*TUGAS YANG DIKERJAKAN*
1) Sebutkan semua hal yang menurut teks tentang agama dan rasa dapat menjadi tempat kita menghadapkan rasa.
2) Teruskan teks tentang agama dan rasa mulai dari sesudah kalimat terakhirnya.

*TEKS BACAAN*
AGAMA ITU MENYENTUH RASA

AGAMA ITU MENYENTUH RASA

Oleh Fauzan Saleh

Rasa yang bersentuhan dengan agama itu berakar pada hati nurani kita. Selanjutnya, ketika agama itu menyentuh rasa maka akan terkespresikan dalam sikap kita pada realitas empirik yang kita hadapi. Saat rasa kita hadapkan pada Tuhan akan menimbulkan sikap mengagungkan, mengharap rahmat dan kasih sayang-Nya, sikap bersyukur dan kehendak berperilaku baik pada sesama makhluk ciptaan-Nya. Jika rasa itu kita hadapkan pada alam maka akan terekspresikan pada rasa kagum akan keindahan dan keteraturan sistem yang menyertainya. Jika rasa itu kita hadapkan pada sesama manusia, maka akan terekspresikan pada sikap saling membutuhkan, menjaga persahabatan, dan keinginan untuk saling harga menghargai, bantu membantu serta keinginan untuk menanamkan kasih sayang. Namun ini semua akan terwujud hanya jika hati kita tidak “terluka,” hati yang utuh, tidak cacat, qalbun salim.

Maka apa yang anda rasakan sepulang dari shalat subuh berjamaah di masjid? Sama saja, biasa-biasa saja, tidak merasakan apa-apa? Tidak mungkin. Kata orang Perancis il n’est pas probable. Paling tidak jika orang mengatakan seperti itu mungkin terasa aneh.

*DATA TERSEDIA*
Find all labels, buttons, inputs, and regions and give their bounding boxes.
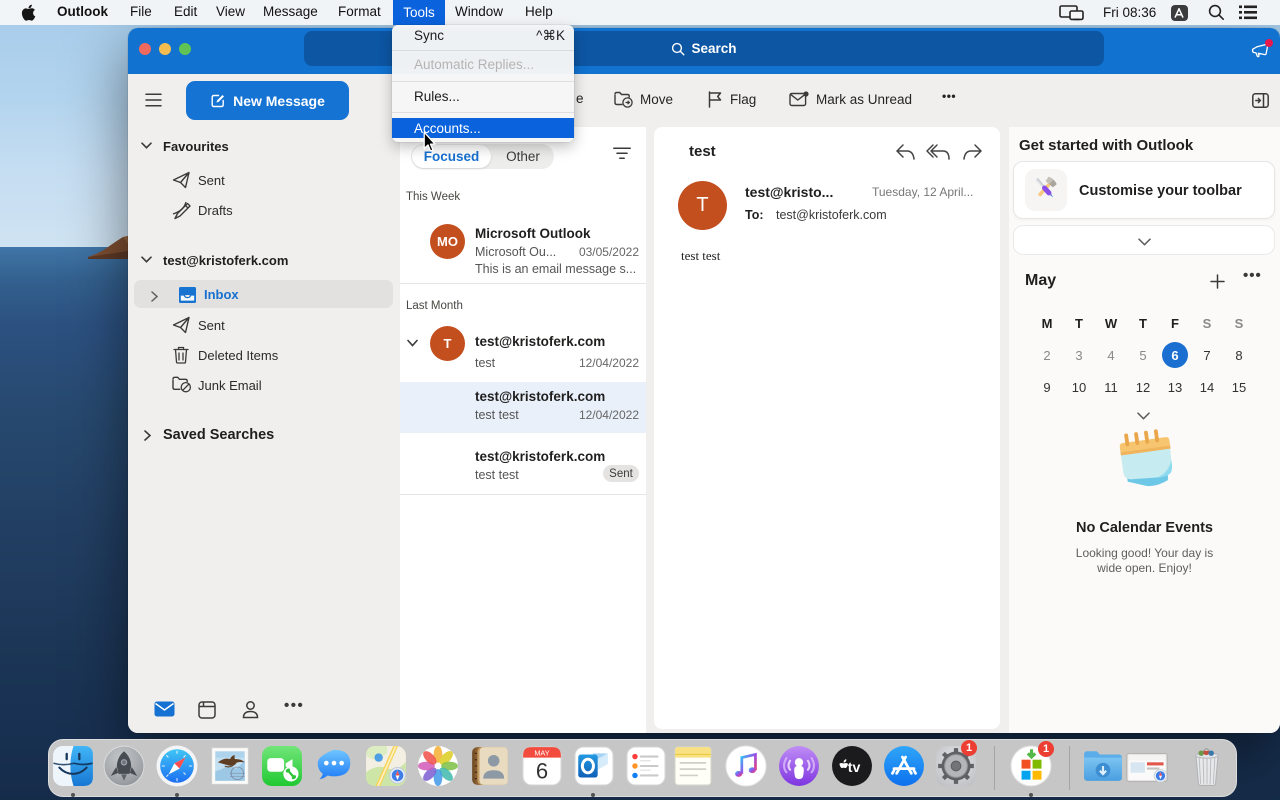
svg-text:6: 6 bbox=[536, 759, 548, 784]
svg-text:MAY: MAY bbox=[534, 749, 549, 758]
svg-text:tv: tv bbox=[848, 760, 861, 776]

*JAWABAN LATIHAN*
1) Tuhan, alam, dan sesama manusia.

2)
Waktu subuh adalah waktu yang sangat istimewa. Hanya orang yang benar-benar terpanggil hatinya yang mau segera meninggalkan kenyamanan dan kehangatan tempat tindurnya untuk segera bersuci, keluar dari rumah, menuju ke masjid. Sementara orang lain masih terus terlelap dalam buaian mimpi panjang dengan kehangatan selimutnya. Atau, sebagian dari mereka sudah sibuk dengan urusan lain, baik di rumah maupun di luar rumah. Ada yang sudah harus segera menuju ke pasar untuk berbelanja atau menyiapkan dagangannya, tidak peduli dengan indahnya waktu subuh. Atau buru-buru berangkat untuk menempuh perjalanan jauh ke luar kota. Sungguh sangat beruntung orang-orang yang bisa menikmati keindahan waktu subuh dengan segera berangkat ke masjid untuk melaksanakan shalat subuh berjamaah.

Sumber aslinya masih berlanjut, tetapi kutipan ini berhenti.